Task requirements
In your copy, repeat the records exactly and leave out the pictures.

Items
○ ○ ○ ○ ○
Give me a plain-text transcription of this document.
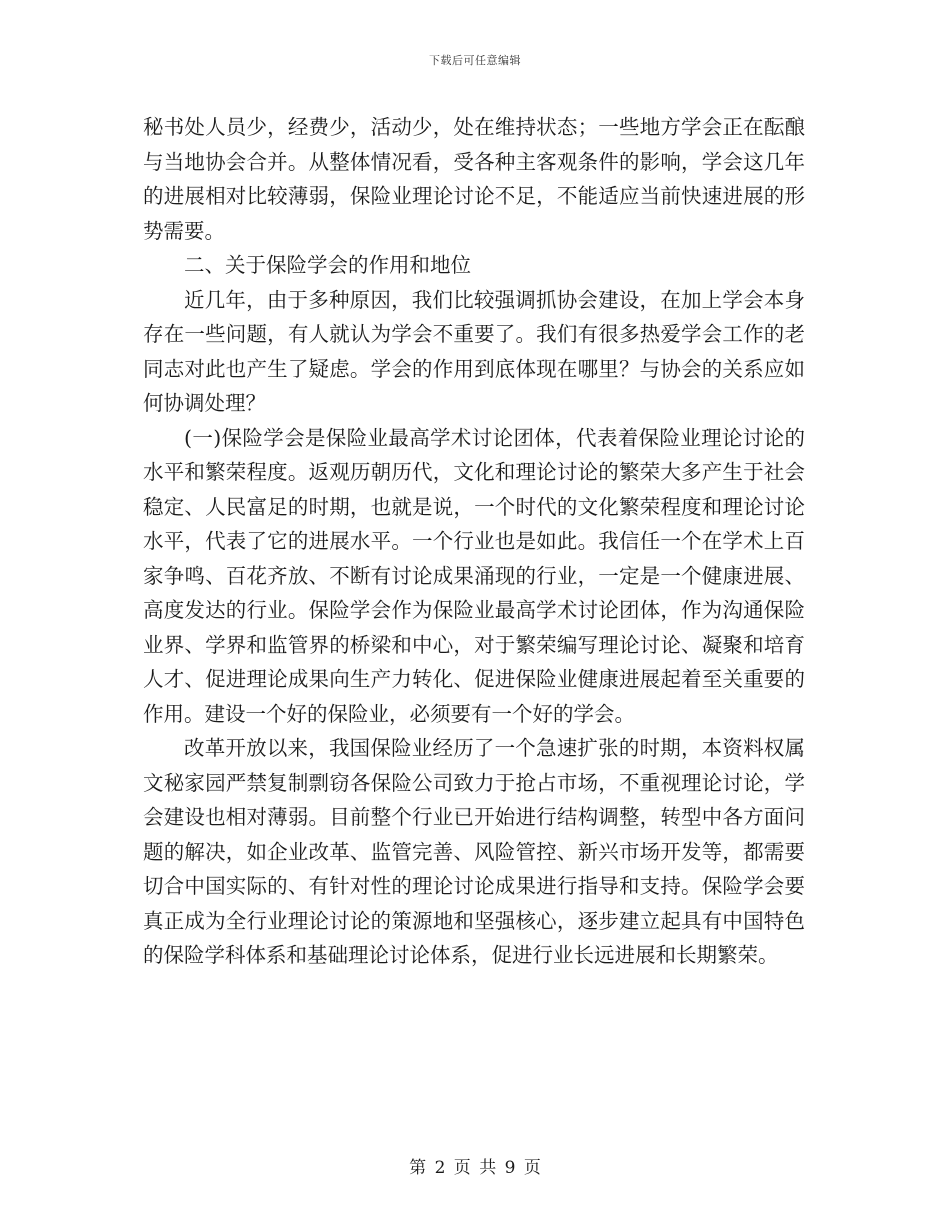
下载后可任意编辑

秘书处人员少，经费少，活动少，处在维持状态；一些地方学会正在酝酿与当地协会合并。从整体情况看，受各种主客观条件的影响，学会这几年的进展相对比较薄弱，保险业理论讨论不足，不能适应当前快速进展的形势需要。

二、关于保险学会的作用和地位

近几年，由于多种原因，我们比较强调抓协会建设，在加上学会本身存在一些问题，有人就认为学会不重要了。我们有很多热爱学会工作的老同志对此也产生了疑虑。学会的作用到底体现在哪里？与协会的关系应如何协调处理？

(一)保险学会是保险业最高学术讨论团体，代表着保险业理论讨论的水平和繁荣程度。返观历朝历代，文化和理论讨论的繁荣大多产生于社会稳定、人民富足的时期，也就是说，一个时代的文化繁荣程度和理论讨论水平，代表了它的进展水平。一个行业也是如此。我信任一个在学术上百家争鸣、百花齐放、不断有讨论成果涌现的行业，一定是一个健康进展、高度发达的行业。保险学会作为保险业最高学术讨论团体，作为沟通保险业界、学界和监管界的桥梁和中心，对于繁荣编写理论讨论、凝聚和培育人才、促进理论成果向生产力转化、促进保险业健康进展起着至关重要的作用。建设一个好的保险业，必须要有一个好的学会。

改革开放以来，我国保险业经历了一个急速扩张的时期，本资料权属文秘家园严禁复制剽窃各保险公司致力于抢占市场，不重视理论讨论，学会建设也相对薄弱。目前整个行业已开始进行结构调整，转型中各方面问题的解决，如企业改革、监管完善、风险管控、新兴市场开发等，都需要切合中国实际的、有针对性的理论讨论成果进行指导和支持。保险学会要真正成为全行业理论讨论的策源地和坚强核心，逐步建立起具有中国特色的保险学科体系和基础理论讨论体系，促进行业长远进展和长期繁荣。

第 2 页 共 9 页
○ ○ ○ ○ ○
Answer for this exercise
Give me a plain-text transcription of this document.
下载后可任意编辑

秘书处人员少，经费少，活动少，处在维持状态；一些地方学会正在酝酿与当地协会合并。从整体情况看，受各种主客观条件的影响，学会这几年的进展相对比较薄弱，保险业理论讨论不足，不能适应当前快速进展的形势需要。

二、关于保险学会的作用和地位

近几年，由于多种原因，我们比较强调抓协会建设，在加上学会本身存在一些问题，有人就认为学会不重要了。我们有很多热爱学会工作的老同志对此也产生了疑虑。学会的作用到底体现在哪里？与协会的关系应如何协调处理？

(一)保险学会是保险业最高学术讨论团体，代表着保险业理论讨论的水平和繁荣程度。返观历朝历代，文化和理论讨论的繁荣大多产生于社会稳定、人民富足的时期，也就是说，一个时代的文化繁荣程度和理论讨论水平，代表了它的进展水平。一个行业也是如此。我信任一个在学术上百家争鸣、百花齐放、不断有讨论成果涌现的行业，一定是一个健康进展、高度发达的行业。保险学会作为保险业最高学术讨论团体，作为沟通保险业界、学界和监管界的桥梁和中心，对于繁荣编写理论讨论、凝聚和培育人才、促进理论成果向生产力转化、促进保险业健康进展起着至关重要的作用。建设一个好的保险业，必须要有一个好的学会。

改革开放以来，我国保险业经历了一个急速扩张的时期，本资料权属文秘家园严禁复制剽窃各保险公司致力于抢占市场，不重视理论讨论，学会建设也相对薄弱。目前整个行业已开始进行结构调整，转型中各方面问题的解决，如企业改革、监管完善、风险管控、新兴市场开发等，都需要切合中国实际的、有针对性的理论讨论成果进行指导和支持。保险学会要真正成为全行业理论讨论的策源地和坚强核心，逐步建立起具有中国特色的保险学科体系和基础理论讨论体系，促进行业长远进展和长期繁荣。

第 2 页 共 9 页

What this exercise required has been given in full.